Directions —
Look through the material and copy each line holding "floor".

Rows —
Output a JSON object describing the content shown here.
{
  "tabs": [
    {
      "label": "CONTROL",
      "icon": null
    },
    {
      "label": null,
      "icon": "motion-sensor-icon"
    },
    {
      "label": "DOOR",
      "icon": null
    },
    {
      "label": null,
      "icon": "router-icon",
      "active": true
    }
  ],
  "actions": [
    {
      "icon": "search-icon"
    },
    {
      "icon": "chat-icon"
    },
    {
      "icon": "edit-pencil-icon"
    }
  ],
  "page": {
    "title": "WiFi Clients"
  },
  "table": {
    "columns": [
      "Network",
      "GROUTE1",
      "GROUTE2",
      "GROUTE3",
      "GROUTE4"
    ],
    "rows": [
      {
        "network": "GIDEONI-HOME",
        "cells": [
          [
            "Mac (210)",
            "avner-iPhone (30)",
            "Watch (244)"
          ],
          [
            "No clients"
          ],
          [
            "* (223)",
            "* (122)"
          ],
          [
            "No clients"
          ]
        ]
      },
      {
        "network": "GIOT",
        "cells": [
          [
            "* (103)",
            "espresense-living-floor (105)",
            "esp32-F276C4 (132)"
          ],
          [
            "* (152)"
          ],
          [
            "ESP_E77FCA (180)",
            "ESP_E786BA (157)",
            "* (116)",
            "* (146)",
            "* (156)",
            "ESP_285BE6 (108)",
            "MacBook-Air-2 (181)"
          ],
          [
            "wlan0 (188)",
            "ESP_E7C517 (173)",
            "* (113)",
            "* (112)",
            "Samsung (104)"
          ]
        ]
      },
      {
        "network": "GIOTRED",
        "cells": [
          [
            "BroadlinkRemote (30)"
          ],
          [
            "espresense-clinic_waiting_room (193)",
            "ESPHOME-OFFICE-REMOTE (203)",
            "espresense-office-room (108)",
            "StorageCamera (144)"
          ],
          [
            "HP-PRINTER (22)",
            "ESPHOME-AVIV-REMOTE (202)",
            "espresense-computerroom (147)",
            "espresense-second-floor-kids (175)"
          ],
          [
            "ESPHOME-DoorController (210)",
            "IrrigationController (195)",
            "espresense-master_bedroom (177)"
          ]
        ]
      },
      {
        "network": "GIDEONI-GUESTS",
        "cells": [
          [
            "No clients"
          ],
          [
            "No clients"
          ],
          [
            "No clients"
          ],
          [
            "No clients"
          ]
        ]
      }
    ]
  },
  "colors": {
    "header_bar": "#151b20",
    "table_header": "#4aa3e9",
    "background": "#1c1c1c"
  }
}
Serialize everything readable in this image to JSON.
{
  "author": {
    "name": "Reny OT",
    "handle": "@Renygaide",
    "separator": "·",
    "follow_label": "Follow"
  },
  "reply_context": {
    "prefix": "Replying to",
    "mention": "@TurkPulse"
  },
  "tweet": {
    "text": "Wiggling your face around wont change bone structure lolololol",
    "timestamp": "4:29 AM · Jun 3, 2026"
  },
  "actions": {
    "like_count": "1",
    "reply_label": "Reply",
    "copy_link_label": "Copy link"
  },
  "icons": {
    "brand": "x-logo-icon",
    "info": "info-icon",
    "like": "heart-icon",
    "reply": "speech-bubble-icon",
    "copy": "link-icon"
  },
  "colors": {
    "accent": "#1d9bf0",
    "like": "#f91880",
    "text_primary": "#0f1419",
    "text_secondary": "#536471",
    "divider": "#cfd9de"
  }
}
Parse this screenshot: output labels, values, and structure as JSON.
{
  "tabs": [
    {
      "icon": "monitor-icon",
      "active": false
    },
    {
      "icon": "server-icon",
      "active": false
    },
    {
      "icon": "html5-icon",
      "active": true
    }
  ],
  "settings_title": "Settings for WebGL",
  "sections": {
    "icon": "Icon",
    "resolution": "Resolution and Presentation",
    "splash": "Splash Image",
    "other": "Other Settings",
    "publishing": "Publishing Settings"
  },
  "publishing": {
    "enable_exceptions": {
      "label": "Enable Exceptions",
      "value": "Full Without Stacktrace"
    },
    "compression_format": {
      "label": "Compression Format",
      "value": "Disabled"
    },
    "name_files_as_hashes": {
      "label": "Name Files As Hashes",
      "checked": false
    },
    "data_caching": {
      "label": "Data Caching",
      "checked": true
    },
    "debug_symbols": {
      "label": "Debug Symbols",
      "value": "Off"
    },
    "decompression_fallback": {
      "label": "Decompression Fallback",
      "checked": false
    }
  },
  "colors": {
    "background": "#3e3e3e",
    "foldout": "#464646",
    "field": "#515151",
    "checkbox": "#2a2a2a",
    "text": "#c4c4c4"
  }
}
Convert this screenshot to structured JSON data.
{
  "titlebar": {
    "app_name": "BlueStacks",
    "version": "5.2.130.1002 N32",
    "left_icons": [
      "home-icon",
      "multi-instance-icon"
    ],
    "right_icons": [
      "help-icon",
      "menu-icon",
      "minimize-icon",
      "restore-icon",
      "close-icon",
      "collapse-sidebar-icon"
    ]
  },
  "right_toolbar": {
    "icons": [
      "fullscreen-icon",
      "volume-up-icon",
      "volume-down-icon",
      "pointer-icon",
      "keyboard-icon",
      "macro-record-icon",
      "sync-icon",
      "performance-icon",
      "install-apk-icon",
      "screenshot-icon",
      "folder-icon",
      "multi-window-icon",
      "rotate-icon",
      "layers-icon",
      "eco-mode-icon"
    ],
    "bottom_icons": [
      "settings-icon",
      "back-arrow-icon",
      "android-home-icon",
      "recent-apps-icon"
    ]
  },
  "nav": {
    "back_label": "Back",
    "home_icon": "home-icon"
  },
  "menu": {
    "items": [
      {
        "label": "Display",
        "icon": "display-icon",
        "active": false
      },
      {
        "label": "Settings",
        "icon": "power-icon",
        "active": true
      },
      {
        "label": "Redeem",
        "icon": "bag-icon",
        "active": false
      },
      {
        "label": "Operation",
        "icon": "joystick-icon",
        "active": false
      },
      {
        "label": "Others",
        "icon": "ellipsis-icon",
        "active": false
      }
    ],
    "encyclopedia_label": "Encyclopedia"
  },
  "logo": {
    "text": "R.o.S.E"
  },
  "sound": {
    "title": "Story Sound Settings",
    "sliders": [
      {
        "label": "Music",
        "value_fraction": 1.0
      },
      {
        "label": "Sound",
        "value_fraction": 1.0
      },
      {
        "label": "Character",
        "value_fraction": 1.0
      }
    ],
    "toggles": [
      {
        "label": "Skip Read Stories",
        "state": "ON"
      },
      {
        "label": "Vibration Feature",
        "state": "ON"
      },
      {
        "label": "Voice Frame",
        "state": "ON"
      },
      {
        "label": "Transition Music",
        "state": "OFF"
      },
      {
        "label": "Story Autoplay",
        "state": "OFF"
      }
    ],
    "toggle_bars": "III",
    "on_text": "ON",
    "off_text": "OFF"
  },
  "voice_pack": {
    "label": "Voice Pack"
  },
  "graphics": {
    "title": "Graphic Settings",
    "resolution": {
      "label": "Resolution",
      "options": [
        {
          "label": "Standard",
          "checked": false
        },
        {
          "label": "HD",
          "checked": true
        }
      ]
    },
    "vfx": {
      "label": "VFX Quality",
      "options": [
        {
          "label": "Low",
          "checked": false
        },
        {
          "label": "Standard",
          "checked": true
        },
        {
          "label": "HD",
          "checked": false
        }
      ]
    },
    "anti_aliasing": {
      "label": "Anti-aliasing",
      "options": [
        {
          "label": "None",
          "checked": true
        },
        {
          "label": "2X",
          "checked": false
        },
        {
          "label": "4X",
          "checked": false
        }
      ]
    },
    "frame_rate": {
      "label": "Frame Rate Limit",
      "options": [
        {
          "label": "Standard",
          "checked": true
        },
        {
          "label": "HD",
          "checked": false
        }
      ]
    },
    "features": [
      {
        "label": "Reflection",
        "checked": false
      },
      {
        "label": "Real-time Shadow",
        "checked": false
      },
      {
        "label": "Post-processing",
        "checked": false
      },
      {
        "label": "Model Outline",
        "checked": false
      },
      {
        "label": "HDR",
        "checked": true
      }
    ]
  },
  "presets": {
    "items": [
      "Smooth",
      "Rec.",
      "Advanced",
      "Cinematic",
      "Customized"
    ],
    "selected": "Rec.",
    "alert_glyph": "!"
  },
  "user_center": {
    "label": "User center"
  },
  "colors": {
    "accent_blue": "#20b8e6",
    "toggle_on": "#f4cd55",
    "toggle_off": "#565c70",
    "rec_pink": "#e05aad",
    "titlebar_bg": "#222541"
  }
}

Task response —
            "espresense-living-floor (105)",
            "espresense-second-floor-kids (175)"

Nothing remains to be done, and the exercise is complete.